I tuoi compiti ▸
1. Nel testo sugli Nft in Cina, riporta il tratto da "Cina e Web 3.0." fino a "vero e proprio.", sostituendo "Pechino" con "la capitale cinese".
2. Rispondi a queste domande sul testo sugli Nft in Cina:
(a) Quale testata ha analizzato la nuova ondata di Nft in Cina?
(b) Quale progetto ha lanciato il governo cinese?
(c) Che cosa sta sperimentando Pechino da tempo?

Testo di riferimento ▸
■ ■ ■

Cina e Web 3.0. Aziende e perfino organi di stampa cinesi si stanno lanciando nella produzione di Nft (non fungible token) rendendo chiaro l’intento del Partito di creare una propria rete locale, autonoma e autosufficiente contro le potenziali speculazioni finanziarie
«La mania degli Nft è arrivata in Cina, ma al suo interno non sembra esserci traccia di criptovalute», ha scritto The Protocol analizzando la nuova ondata pechinese relativa agli Nft, i non fungible token, manufatti digitali cui è garantita originalità e unicità da una blockchain. Il discorso relativo agli Nft finisce per coinvolgere il progetto di Bsn (Blockchain Service Network) lanciato dal governo cinese. Non solo, perché Pechino sta sperimentando ormai da tempo lo yuan digitale (che non è una criptovaluta) all’interno di un piano strategico vero e proprio.

■ ■ ■

Dati forniti ▸
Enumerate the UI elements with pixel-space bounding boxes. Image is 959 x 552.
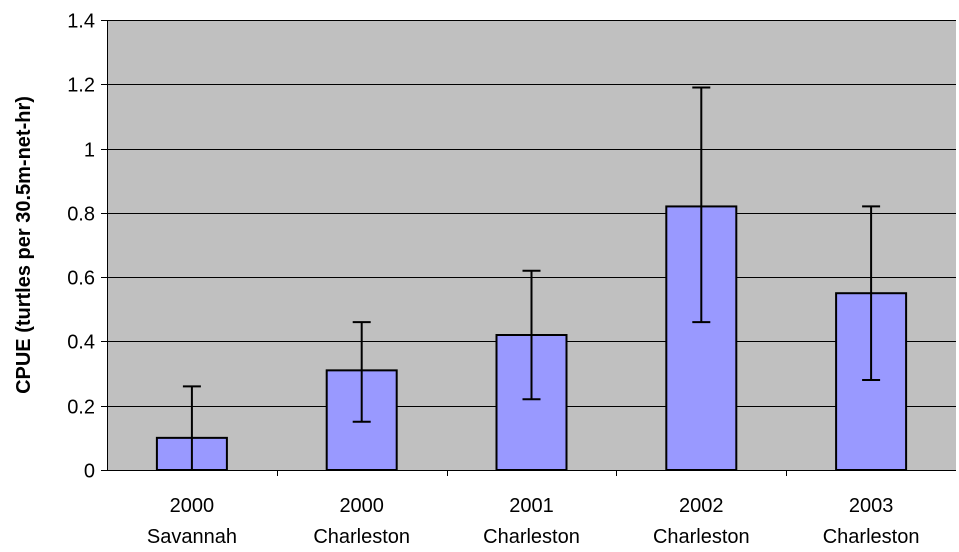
x-category-label: Charleston <box>483 526 580 548</box>
y-tick-labels: 0 0.2 0.4 0.6 0.8 1 1.2 1.4 <box>67 11 95 483</box>
x-category-label: Savannah <box>147 526 237 548</box>
y-tick-label: 0 <box>84 461 95 483</box>
x-category-label: Charleston <box>653 526 750 548</box>
y-tick-label: 0.6 <box>67 268 95 290</box>
y-tick-label: 0.4 <box>67 332 95 354</box>
x-category-label: 2001 <box>509 495 554 517</box>
y-axis-title: CPUE (turtles per 30.5m-net-hr) <box>13 96 35 394</box>
y-tick-label: 1.2 <box>67 75 95 97</box>
x-category-label: 2000 <box>170 495 215 517</box>
y-tick-label: 1 <box>84 140 95 162</box>
x-category-label: Charleston <box>823 526 920 548</box>
y-tick-label: 0.8 <box>67 204 95 226</box>
x-category-label: 2000 <box>339 495 384 517</box>
x-category-label: 2003 <box>849 495 894 517</box>
x-category-labels: 2000 Savannah 2000 Charleston 2001 Charleston… <box>147 495 920 548</box>
axes <box>101 20 956 476</box>
error-bars <box>182 86 881 470</box>
y-tick-label: 1.4 <box>67 11 95 33</box>
y-tick-label: 0.2 <box>67 397 95 419</box>
x-category-label: Charleston <box>313 526 410 548</box>
x-category-label: 2002 <box>679 495 724 517</box>
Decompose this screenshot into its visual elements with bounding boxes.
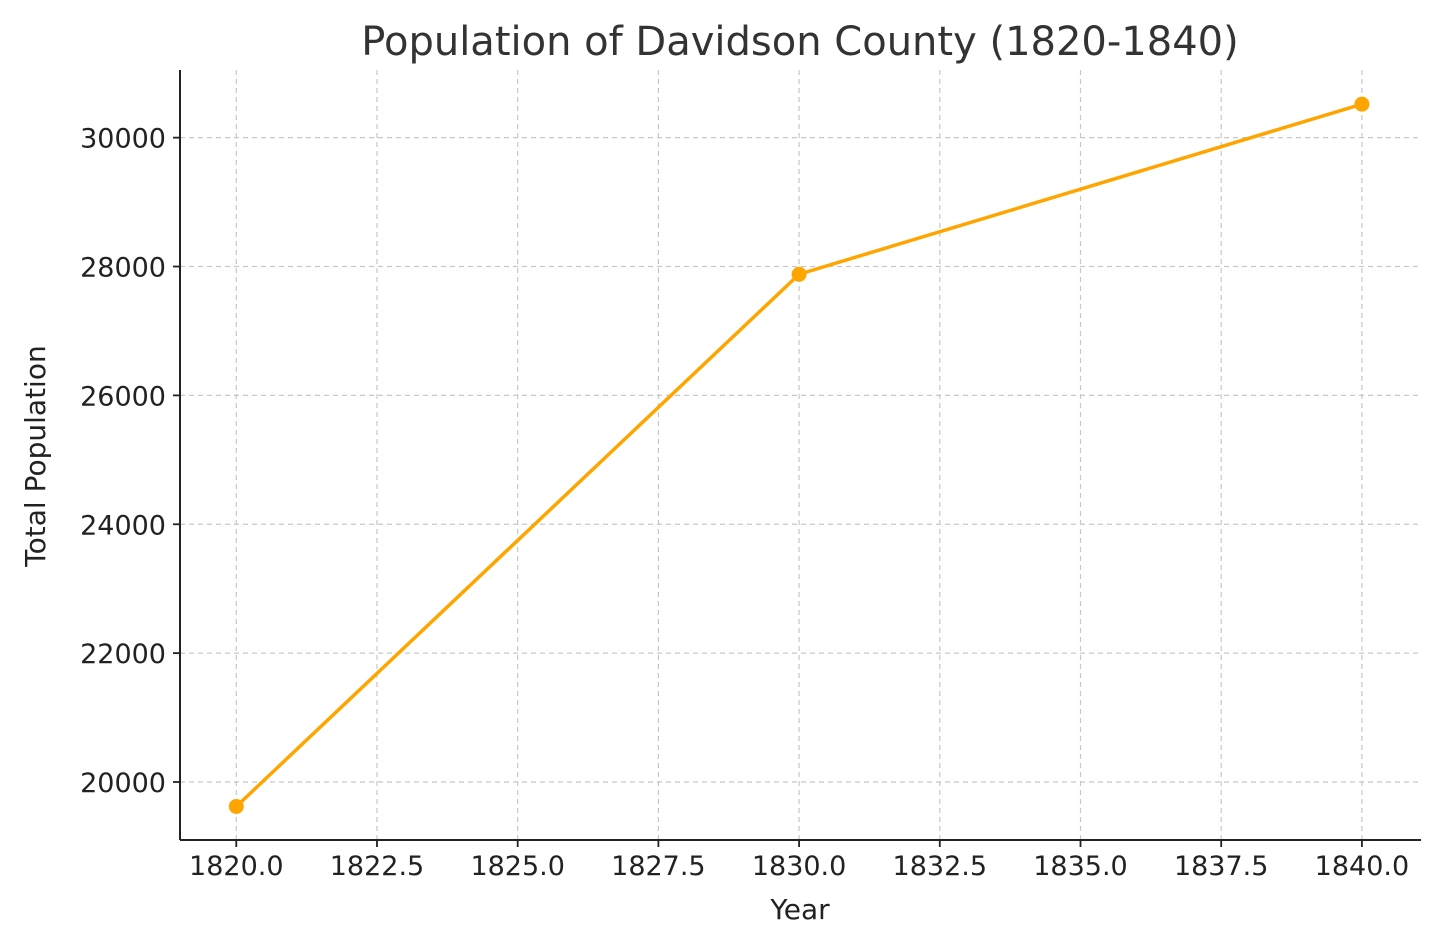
y-tick-label: 22000 xyxy=(80,639,166,670)
data-point xyxy=(228,798,244,814)
grid xyxy=(180,70,1421,840)
y-tick-label: 20000 xyxy=(80,768,166,799)
x-tick-label: 1832.5 xyxy=(893,851,987,882)
y-axis-label: Total Population xyxy=(19,345,52,567)
chart-title: Population of Davidson County (1820-1840… xyxy=(361,19,1238,65)
y-tick-label: 30000 xyxy=(80,124,166,155)
x-axis-label: Year xyxy=(769,893,830,926)
axes xyxy=(173,70,1421,847)
x-tick-label: 1835.0 xyxy=(1033,851,1127,882)
data-point xyxy=(791,266,807,282)
x-tick-label: 1837.5 xyxy=(1174,851,1268,882)
x-tick-label: 1825.0 xyxy=(470,851,564,882)
data-point xyxy=(1354,96,1370,112)
x-tick-label: 1840.0 xyxy=(1315,851,1409,882)
y-tick-label: 28000 xyxy=(80,253,166,284)
x-tick-label: 1830.0 xyxy=(752,851,846,882)
y-tick-label: 26000 xyxy=(80,381,166,412)
x-tick-label: 1820.0 xyxy=(189,851,283,882)
x-tick-label: 1827.5 xyxy=(611,851,705,882)
tick-labels: 1820.0 1822.5 1825.0 1827.5 1830.0 1832.5 1835… xyxy=(80,124,1409,882)
x-tick-label: 1822.5 xyxy=(330,851,424,882)
series-layer xyxy=(228,96,1370,814)
y-tick-label: 24000 xyxy=(80,510,166,541)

■ ■ ■

Risposte ai compiti ▸
1.
Cina e Web 3.0. Aziende e perfino organi di stampa cinesi si stanno lanciando nella produzione di Nft (non fungible token) rendendo chiaro l’intento del Partito di creare una propria rete locale, autonoma e autosufficiente contro le potenziali speculazioni finanziarie
«La mania degli Nft è arrivata in Cina, ma al suo interno non sembra esserci traccia di criptovalute», ha scritto The Protocol analizzando la nuova ondata pechinese relativa agli Nft, i non fungible token, manufatti digitali cui è garantita originalità e unicità da una blockchain. Il discorso relativo agli Nft finisce per coinvolgere il progetto di Bsn (Blockchain Service Network) lanciato dal governo cinese. Non solo, perché la capitale cinese sta sperimentando ormai da tempo lo yuan digitale (che non è una criptovaluta) all’interno di un piano strategico vero e proprio.

2.
(a) The Protocol.
(b) Il progetto Bsn (Blockchain Service Network).
(c) Lo yuan digitale.